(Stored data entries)
________
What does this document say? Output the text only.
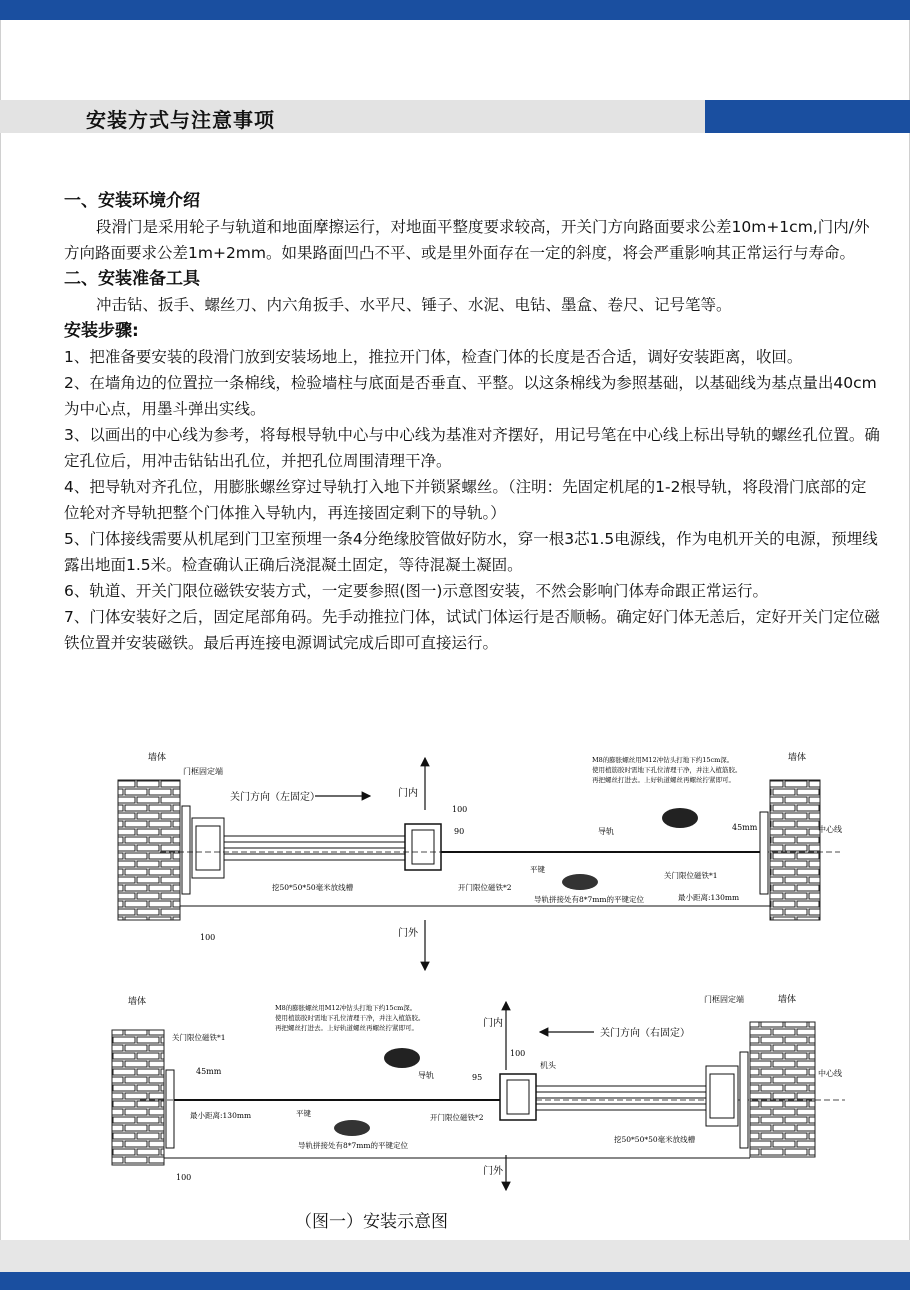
安装方式与注意事项

一、安装环境介绍

段滑门是采用轮子与轨道和地面摩擦运行，对地面平整度要求较高，开关门方向路面要求公差10m+1cm,门内/外方向路面要求公差1m+2mm。如果路面凹凸不平、或是里外面存在一定的斜度，将会严重影响其正常运行与寿命。

二、安装准备工具

冲击钻、扳手、螺丝刀、内六角扳手、水平尺、锤子、水泥、电钻、墨盒、卷尺、记号笔等。

安装步骤:

1、把准备要安装的段滑门放到安装场地上，推拉开门体，检查门体的长度是否合适，调好安装距离，收回。

2、在墙角边的位置拉一条棉线，检验墙柱与底面是否垂直、平整。以这条棉线为参照基础，以基础线为基点量出40cm为中心点，用墨斗弹出实线。

3、以画出的中心线为参考，将每根导轨中心与中心线为基准对齐摆好，用记号笔在中心线上标出导轨的螺丝孔位置。确定孔位后，用冲击钻钻出孔位，并把孔位周围清理干净。

4、把导轨对齐孔位，用膨胀螺丝穿过导轨打入地下并锁紧螺丝。（注明：先固定机尾的1-2根导轨，将段滑门底部的定位轮对齐导轨把整个门体推入导轨内，再连接固定剩下的导轨。）

5、门体接线需要从机尾到门卫室预埋一条4分绝缘胶管做好防水，穿一根3芯1.5电源线，作为电机开关的电源，预埋线露出地面1.5米。检查确认正确后浇混凝土固定，等待混凝土凝固。

6、轨道、开关门限位磁铁安装方式，一定要参照(图一)示意图安装，不然会影响门体寿命跟正常运行。

7、门体安装好之后，固定尾部角码。先手动推拉门体，试试门体运行是否顺畅。确定好门体无恙后，定好开关门定位磁铁位置并安装磁铁。最后再连接电源调试完成后即可直接运行。

墙体	墙体
门框固定端
关门方向（左固定）	门内
门外
100
90	导轨	45mm	中心线
M8的膨胀螺丝用M12冲钻头打地下约15cm深。
使用植筋胶时需地下孔位清理干净，并注入植筋胶。
再把螺丝打进去。上好轨道螺丝再螺丝拧紧即可。
平键
开门限位磁铁*2
关门限位磁铁*1
挖50*50*50毫米放线槽
导轨拼接处有8*7mm的平键定位	最小距离:130mm
100
墙体	墙体
门框固定端
关门方向（右固定）
门内
门外
45mm
95
100
导轨	中心线
机头
M8的膨胀螺丝用M12冲钻头打地下约15cm深。
使用植筋胶时需地下孔位清理干净，并注入植筋胶。
再把螺丝打进去。上好轨道螺丝再螺丝拧紧即可。
平键	开门限位磁铁*2
关门限位磁铁*1
挖50*50*50毫米放线槽
导轨拼接处有8*7mm的平键定位
最小距离:130mm
100
（图一）安装示意图
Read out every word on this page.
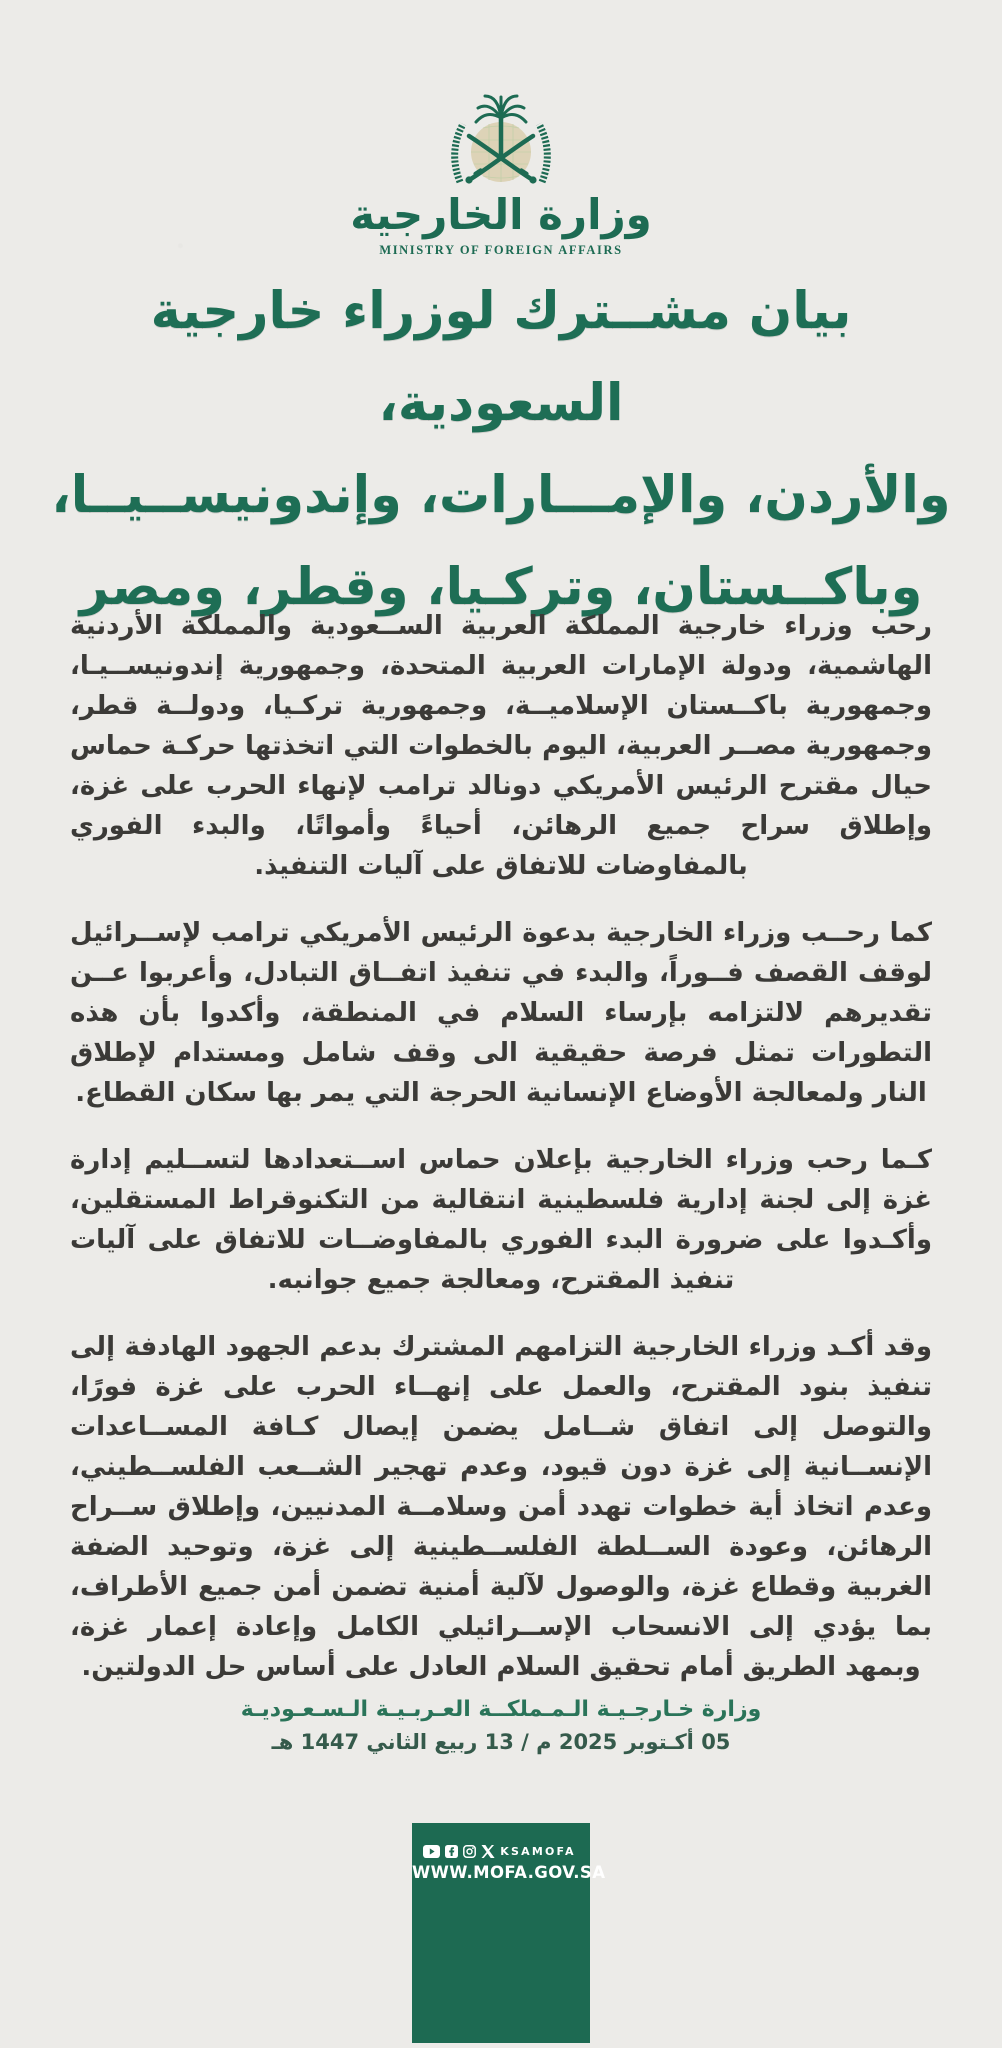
وزارة الخارجية
MINISTRY OF FOREIGN AFFAIRS
بيان مشــترك لوزراء خارجية السعودية،
والأردن، والإمـــارات، وإندونيســيــا،
وباكــستان، وتركـيا، وقطر، ومصر

رحب وزراء خارجية المملكة العربية الســعودية والمملكة الأردنية الهاشمية، ودولة الإمارات العربية المتحدة، وجمهورية إندونيســيـا، وجمهورية باكــستان الإسلاميــة، وجمهورية تركـيا، ودولــة قطر، وجمهورية مصــر العربية، اليوم بالخطوات التي اتخذتها حركـة حماس حيال مقترح الرئيس الأمريكي دونالد ترامب لإنهاء الحرب على غزة، وإطلاق سراح جميع الرهائن، أحياءً وأمواتًا، والبدء الفوري بالمفاوضات للاتفاق على آليات التنفيذ.

كما رحــب وزراء الخارجية بدعوة الرئيس الأمريكي ترامب لإســرائيل لوقف القصف فــوراً، والبدء في تنفيذ اتفــاق التبادل، وأعربوا عــن تقديرهم لالتزامه بإرساء السلام في المنطقة، وأكدوا بأن هذه التطورات تمثل فرصة حقيقية الى وقف شامل ومستدام لإطلاق النار ولمعالجة الأوضاع الإنسانية الحرجة التي يمر بها سكان القطاع.

كـما رحب وزراء الخارجية بإعلان حماس اســتعدادها لتســليم إدارة غزة إلى لجنة إدارية فلسطينية انتقالية من التكنوقراط المستقلين، وأكـدوا على ضرورة البدء الفوري بالمفاوضــات للاتفاق على آليات تنفيذ المقترح، ومعالجة جميع جوانبه.

وقد أكـد وزراء الخارجية التزامهم المشترك بدعم الجهود الهادفة إلى تنفيذ بنود المقترح، والعمل على إنهــاء الحرب على غزة فورًا، والتوصل إلى اتفاق شــامل يضمن إيصال كـافة المســاعدات الإنســانية إلى غزة دون قيود، وعدم تهجير الشــعب الفلســطيني، وعدم اتخاذ أية خطوات تهدد أمن وسلامــة المدنيين، وإطلاق ســراح الرهائن، وعودة الســلطة الفلســطينية إلى غزة، وتوحيد الضفة الغربية وقطاع غزة، والوصول لآلية أمنية تضمن أمن جميع الأطراف، بما يؤدي إلى الانسحاب الإســرائيلي الكامل وإعادة إعمار غزة، وبمهد الطريق أمام تحقيق السلام العادل على أساس حل الدولتين.

وزارة خـارجـيـة الـمـملكــة العـربـيـة الـسـعـوديـة
05 أكـتوبر 2025 م / 13 ربيع الثاني 1447 هـ
KSAMOFA
WWW.MOFA.GOV.SA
________
_What you should do_.
Restate each line of the records exactly; pictures do not belong in the copy.

_Worked solution_.
What does this document say? Output the text only.
安装方式与注意事项

一、安装环境介绍

段滑门是采用轮子与轨道和地面摩擦运行，对地面平整度要求较高，开关门方向路面要求公差10m+1cm,门内/外方向路面要求公差1m+2mm。如果路面凹凸不平、或是里外面存在一定的斜度，将会严重影响其正常运行与寿命。

二、安装准备工具

冲击钻、扳手、螺丝刀、内六角扳手、水平尺、锤子、水泥、电钻、墨盒、卷尺、记号笔等。

安装步骤:

1、把准备要安装的段滑门放到安装场地上，推拉开门体，检查门体的长度是否合适，调好安装距离，收回。

2、在墙角边的位置拉一条棉线，检验墙柱与底面是否垂直、平整。以这条棉线为参照基础，以基础线为基点量出40cm为中心点，用墨斗弹出实线。

3、以画出的中心线为参考，将每根导轨中心与中心线为基准对齐摆好，用记号笔在中心线上标出导轨的螺丝孔位置。确定孔位后，用冲击钻钻出孔位，并把孔位周围清理干净。

4、把导轨对齐孔位，用膨胀螺丝穿过导轨打入地下并锁紧螺丝。（注明：先固定机尾的1-2根导轨，将段滑门底部的定位轮对齐导轨把整个门体推入导轨内，再连接固定剩下的导轨。）

5、门体接线需要从机尾到门卫室预埋一条4分绝缘胶管做好防水，穿一根3芯1.5电源线，作为电机开关的电源，预埋线露出地面1.5米。检查确认正确后浇混凝土固定，等待混凝土凝固。

6、轨道、开关门限位磁铁安装方式，一定要参照(图一)示意图安装，不然会影响门体寿命跟正常运行。

7、门体安装好之后，固定尾部角码。先手动推拉门体，试试门体运行是否顺畅。确定好门体无恙后，定好开关门定位磁铁位置并安装磁铁。最后再连接电源调试完成后即可直接运行。

墙体	墙体
门框固定端
关门方向（左固定）	门内
门外
100
90	导轨	45mm	中心线
M8的膨胀螺丝用M12冲钻头打地下约15cm深。
使用植筋胶时需地下孔位清理干净，并注入植筋胶。
再把螺丝打进去。上好轨道螺丝再螺丝拧紧即可。
平键
开门限位磁铁*2
关门限位磁铁*1
挖50*50*50毫米放线槽
导轨拼接处有8*7mm的平键定位	最小距离:130mm
100
墙体	墙体
门框固定端
关门方向（右固定）
门内
门外
45mm
95
100
导轨	中心线
机头
M8的膨胀螺丝用M12冲钻头打地下约15cm深。
使用植筋胶时需地下孔位清理干净，并注入植筋胶。
再把螺丝打进去。上好轨道螺丝再螺丝拧紧即可。
平键	开门限位磁铁*2
关门限位磁铁*1
挖50*50*50毫米放线槽
导轨拼接处有8*7mm的平键定位
最小距离:130mm
100
（图一）安装示意图
Read out every word on this page.
وزارة الخارجية
MINISTRY OF FOREIGN AFFAIRS
بيان مشــترك لوزراء خارجية السعودية،
والأردن، والإمـــارات، وإندونيســيــا،
وباكــستان، وتركـيا، وقطر، ومصر

رحب وزراء خارجية المملكة العربية الســعودية والمملكة الأردنية الهاشمية، ودولة الإمارات العربية المتحدة، وجمهورية إندونيســيـا، وجمهورية باكــستان الإسلاميــة، وجمهورية تركـيا، ودولــة قطر، وجمهورية مصــر العربية، اليوم بالخطوات التي اتخذتها حركـة حماس حيال مقترح الرئيس الأمريكي دونالد ترامب لإنهاء الحرب على غزة، وإطلاق سراح جميع الرهائن، أحياءً وأمواتًا، والبدء الفوري بالمفاوضات للاتفاق على آليات التنفيذ.

كما رحــب وزراء الخارجية بدعوة الرئيس الأمريكي ترامب لإســرائيل لوقف القصف فــوراً، والبدء في تنفيذ اتفــاق التبادل، وأعربوا عــن تقديرهم لالتزامه بإرساء السلام في المنطقة، وأكدوا بأن هذه التطورات تمثل فرصة حقيقية الى وقف شامل ومستدام لإطلاق النار ولمعالجة الأوضاع الإنسانية الحرجة التي يمر بها سكان القطاع.

كـما رحب وزراء الخارجية بإعلان حماس اســتعدادها لتســليم إدارة غزة إلى لجنة إدارية فلسطينية انتقالية من التكنوقراط المستقلين، وأكـدوا على ضرورة البدء الفوري بالمفاوضــات للاتفاق على آليات تنفيذ المقترح، ومعالجة جميع جوانبه.

وقد أكـد وزراء الخارجية التزامهم المشترك بدعم الجهود الهادفة إلى تنفيذ بنود المقترح، والعمل على إنهــاء الحرب على غزة فورًا، والتوصل إلى اتفاق شــامل يضمن إيصال كـافة المســاعدات الإنســانية إلى غزة دون قيود، وعدم تهجير الشــعب الفلســطيني، وعدم اتخاذ أية خطوات تهدد أمن وسلامــة المدنيين، وإطلاق ســراح الرهائن، وعودة الســلطة الفلســطينية إلى غزة، وتوحيد الضفة الغربية وقطاع غزة، والوصول لآلية أمنية تضمن أمن جميع الأطراف، بما يؤدي إلى الانسحاب الإســرائيلي الكامل وإعادة إعمار غزة، وبمهد الطريق أمام تحقيق السلام العادل على أساس حل الدولتين.

وزارة خـارجـيـة الـمـملكــة العـربـيـة الـسـعـوديـة
05 أكـتوبر 2025 م / 13 ربيع الثاني 1447 هـ
KSAMOFA
WWW.MOFA.GOV.SA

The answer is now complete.